Stored entries:
════════════════════

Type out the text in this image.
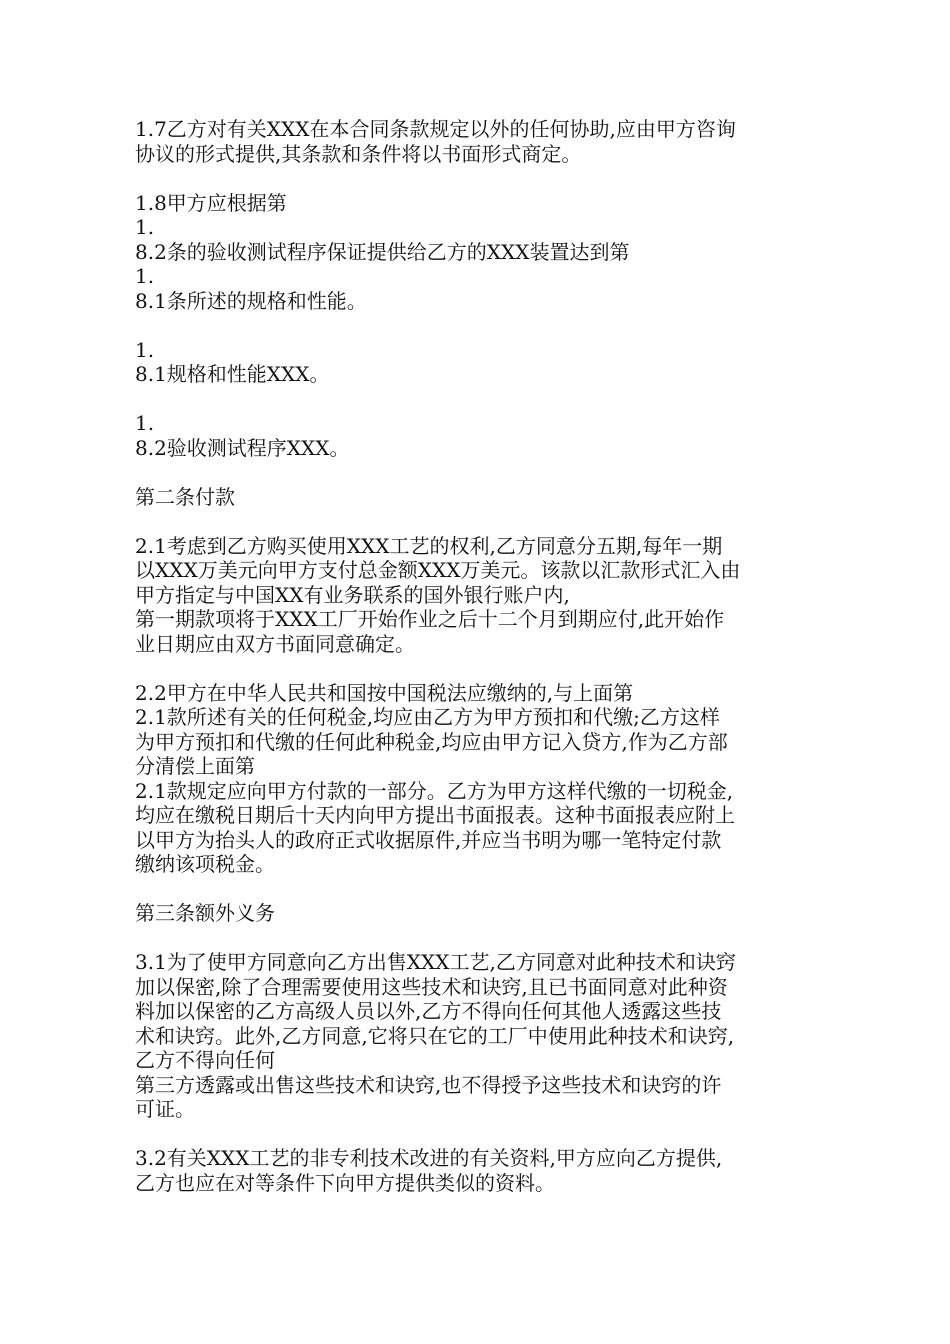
1.7乙方对有关XXX在本合同条款规定以外的任何协助,应由甲方咨询
协议的形式提供,其条款和条件将以书面形式商定。
1.8甲方应根据第
1.
8.2条的验收测试程序保证提供给乙方的XXX装置达到第
1.
8.1条所述的规格和性能。
1.
8.1规格和性能XXX。
1.
8.2验收测试程序XXX。
第二条付款
2.1考虑到乙方购买使用XXX工艺的权利,乙方同意分五期,每年一期
以XXX万美元向甲方支付总金额XXX万美元。该款以汇款形式汇入由
甲方指定与中国XX有业务联系的国外银行账户内,
第一期款项将于XXX工厂开始作业之后十二个月到期应付,此开始作
业日期应由双方书面同意确定。
2.2甲方在中华人民共和国按中国税法应缴纳的,与上面第
2.1款所述有关的任何税金,均应由乙方为甲方预扣和代缴;乙方这样
为甲方预扣和代缴的任何此种税金,均应由甲方记入贷方,作为乙方部
分清偿上面第
2.1款规定应向甲方付款的一部分。乙方为甲方这样代缴的一切税金,
均应在缴税日期后十天内向甲方提出书面报表。这种书面报表应附上
以甲方为抬头人的政府正式收据原件,并应当书明为哪一笔特定付款
缴纳该项税金。
第三条额外义务
3.1为了使甲方同意向乙方出售XXX工艺,乙方同意对此种技术和诀窍
加以保密,除了合理需要使用这些技术和诀窍,且已书面同意对此种资
料加以保密的乙方高级人员以外,乙方不得向任何其他人透露这些技
术和诀窍。此外,乙方同意,它将只在它的工厂中使用此种技术和诀窍,
乙方不得向任何
第三方透露或出售这些技术和诀窍,也不得授予这些技术和诀窍的许
可证。
3.2有关XXX工艺的非专利技术改进的有关资料,甲方应向乙方提供,
乙方也应在对等条件下向甲方提供类似的资料。
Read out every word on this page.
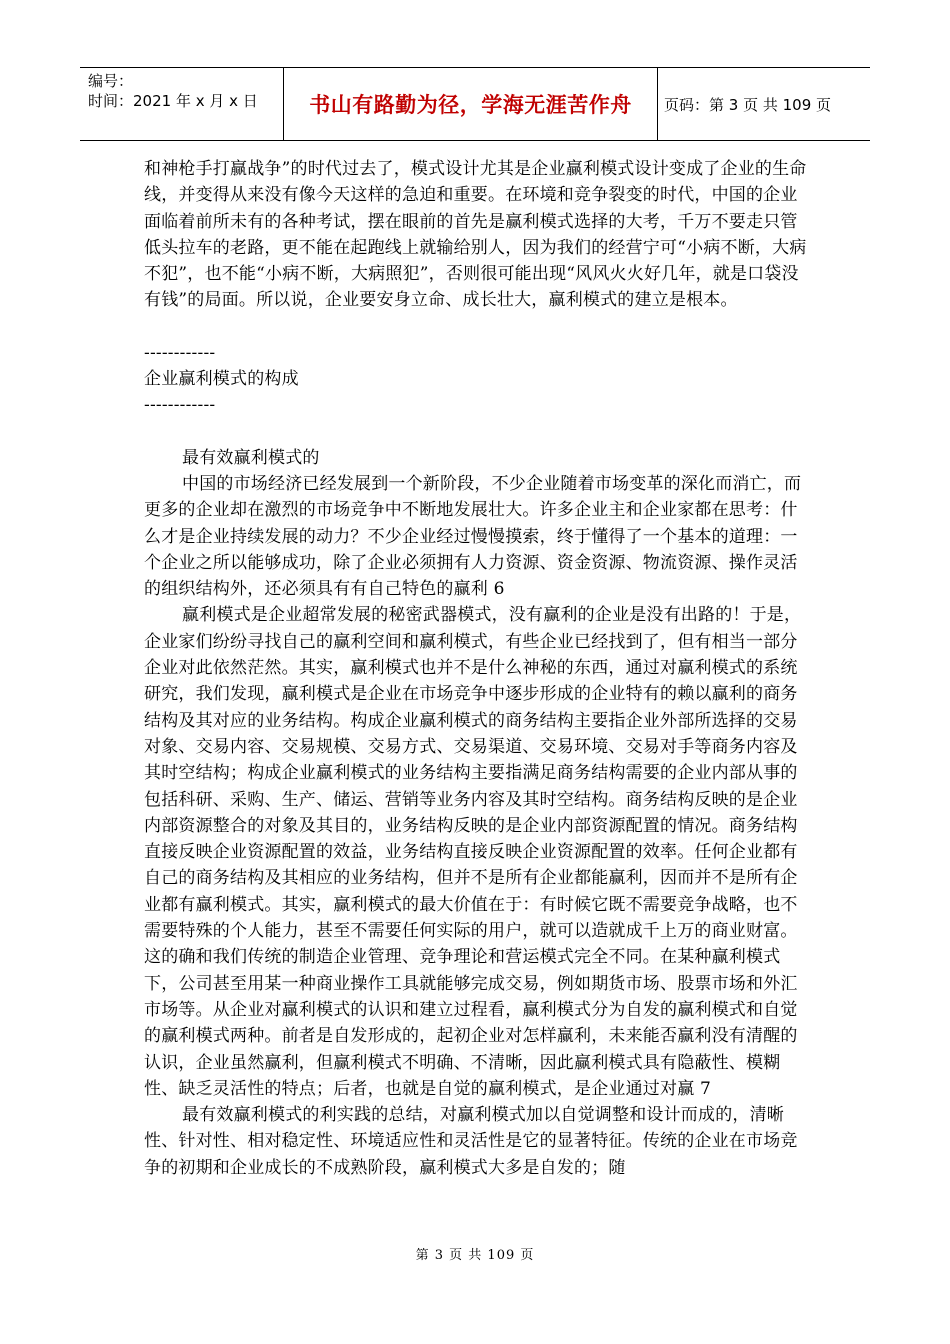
编号：
时间：2021 年 x 月 x 日	书山有路勤为径，学海无涯苦作舟	页码：第 3 页 共 109 页

和神枪手打赢战争”的时代过去了，模式设计尤其是企业赢利模式设计变成了企业的生命线，并变得从来没有像今天这样的急迫和重要。在环境和竞争裂变的时代，中国的企业面临着前所未有的各种考试，摆在眼前的首先是赢利模式选择的大考，千万不要走只管低头拉车的老路，更不能在起跑线上就输给别人，因为我们的经营宁可“小病不断，大病不犯”，也不能“小病不断，大病照犯”，否则很可能出现“风风火火好几年，就是口袋没有钱”的局面。所以说，企业要安身立命、成长壮大，赢利模式的建立是根本。

------------

企业赢利模式的构成

------------

最有效赢利模式的

中国的市场经济已经发展到一个新阶段，不少企业随着市场变革的深化而消亡，而更多的企业却在激烈的市场竞争中不断地发展壮大。许多企业主和企业家都在思考：什么才是企业持续发展的动力？不少企业经过慢慢摸索，终于懂得了一个基本的道理：一个企业之所以能够成功，除了企业必须拥有人力资源、资金资源、物流资源、操作灵活的组织结构外，还必须具有有自己特色的赢利 6

赢利模式是企业超常发展的秘密武器模式，没有赢利的企业是没有出路的！于是，企业家们纷纷寻找自己的赢利空间和赢利模式，有些企业已经找到了，但有相当一部分企业对此依然茫然。其实，赢利模式也并不是什么神秘的东西，通过对赢利模式的系统研究，我们发现，赢利模式是企业在市场竞争中逐步形成的企业特有的赖以赢利的商务结构及其对应的业务结构。构成企业赢利模式的商务结构主要指企业外部所选择的交易对象、交易内容、交易规模、交易方式、交易渠道、交易环境、交易对手等商务内容及其时空结构；构成企业赢利模式的业务结构主要指满足商务结构需要的企业内部从事的包括科研、采购、生产、储运、营销等业务内容及其时空结构。商务结构反映的是企业内部资源整合的对象及其目的，业务结构反映的是企业内部资源配置的情况。商务结构直接反映企业资源配置的效益，业务结构直接反映企业资源配置的效率。任何企业都有自己的商务结构及其相应的业务结构，但并不是所有企业都能赢利，因而并不是所有企业都有赢利模式。其实，赢利模式的最大价值在于：有时候它既不需要竞争战略，也不需要特殊的个人能力，甚至不需要任何实际的用户，就可以造就成千上万的商业财富。这的确和我们传统的制造企业管理、竞争理论和营运模式完全不同。在某种赢利模式下，公司甚至用某一种商业操作工具就能够完成交易，例如期货市场、股票市场和外汇市场等。从企业对赢利模式的认识和建立过程看，赢利模式分为自发的赢利模式和自觉的赢利模式两种。前者是自发形成的，起初企业对怎样赢利，未来能否赢利没有清醒的认识，企业虽然赢利，但赢利模式不明确、不清晰，因此赢利模式具有隐蔽性、模糊性、缺乏灵活性的特点；后者，也就是自觉的赢利模式，是企业通过对赢 7

最有效赢利模式的利实践的总结，对赢利模式加以自觉调整和设计而成的，清晰性、针对性、相对稳定性、环境适应性和灵活性是它的显著特征。传统的企业在市场竞争的初期和企业成长的不成熟阶段，赢利模式大多是自发的；随

第 3 页 共 109 页
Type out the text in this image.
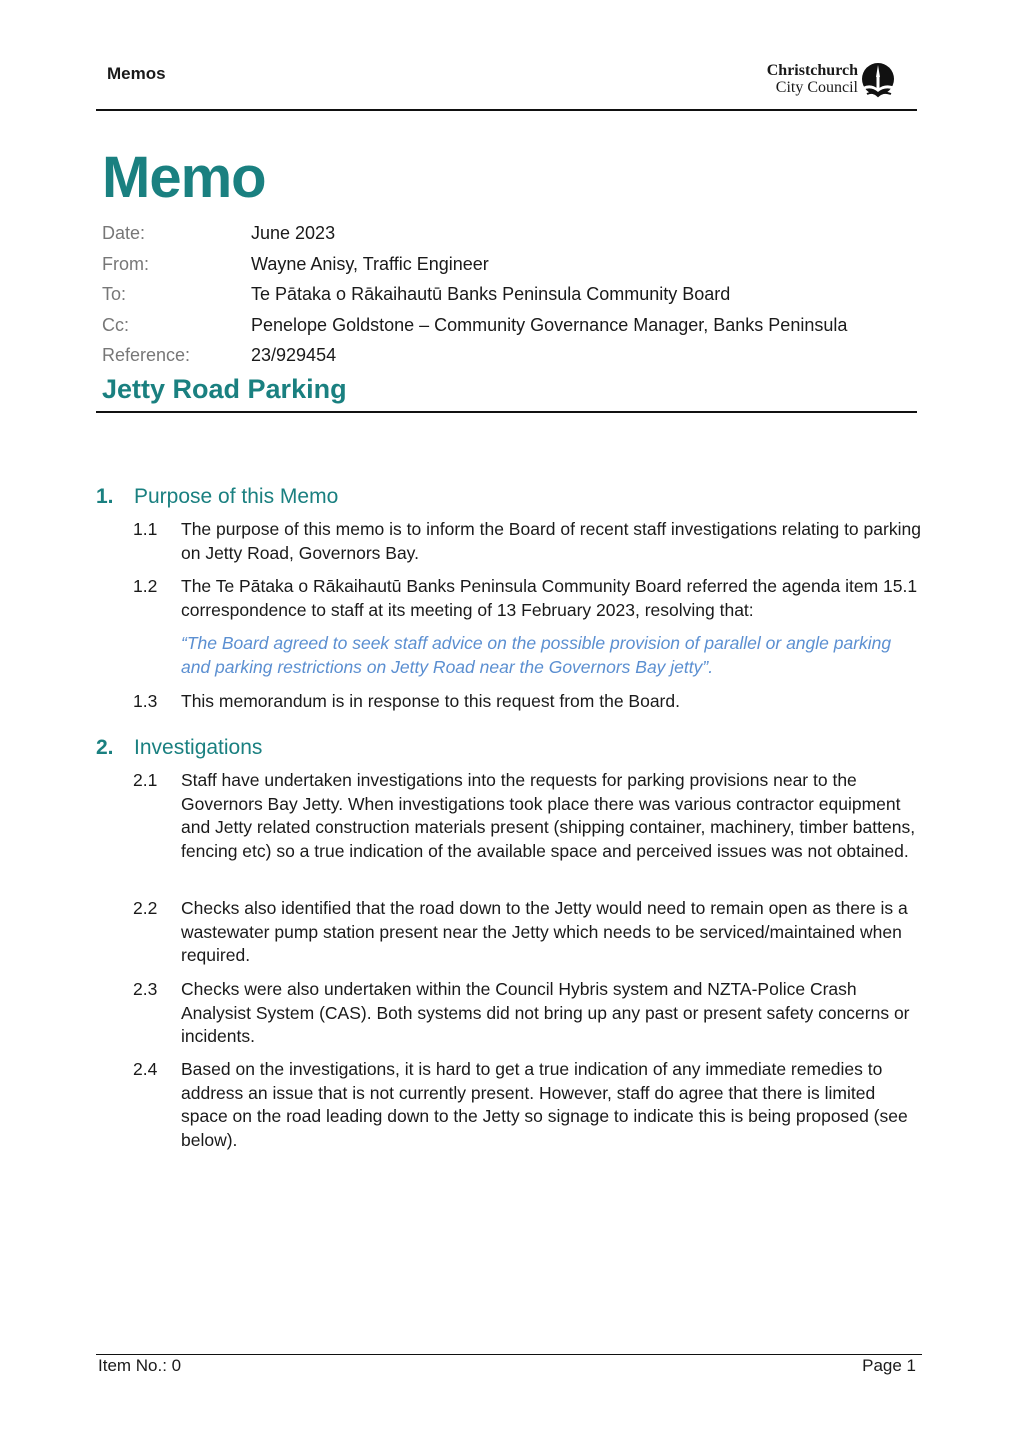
Memos	Christchurch
City Council
Memo
Date:	June 2023
From:	Wayne Anisy, Traffic Engineer
To:	Te Pātaka o Rākaihautū Banks Peninsula Community Board
Cc:	Penelope Goldstone – Community Governance Manager, Banks Peninsula
Reference:	23/929454
Jetty Road Parking
1. Purpose of this Memo
1.1	The purpose of this memo is to inform the Board of recent staff investigations relating to parking on Jetty Road, Governors Bay.
1.2	The Te Pātaka o Rākaihautū Banks Peninsula Community Board referred the agenda item 15.1 correspondence to staff at its meeting of 13 February 2023, resolving that:
“The Board agreed to seek staff advice on the possible provision of parallel or angle parking and parking restrictions on Jetty Road near the Governors Bay jetty”.
1.3	This memorandum is in response to this request from the Board.
2. Investigations
2.1	Staff have undertaken investigations into the requests for parking provisions near to the Governors Bay Jetty. When investigations took place there was various contractor equipment and Jetty related construction materials present (shipping container, machinery, timber battens, fencing etc) so a true indication of the available space and perceived issues was not obtained.
2.2	Checks also identified that the road down to the Jetty would need to remain open as there is a wastewater pump station present near the Jetty which needs to be serviced/maintained when required.
2.3	Checks were also undertaken within the Council Hybris system and NZTA-Police Crash Analysist System (CAS). Both systems did not bring up any past or present safety concerns or incidents.
2.4	Based on the investigations, it is hard to get a true indication of any immediate remedies to address an issue that is not currently present. However, staff do agree that there is limited space on the road leading down to the Jetty so signage to indicate this is being proposed (see below).
Item No.: 0	Page 1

════════════════════

DIRECTIVE ->
Count the lines above that contain the word "near", and reply with only that number.

TASK RESPONSE ->
3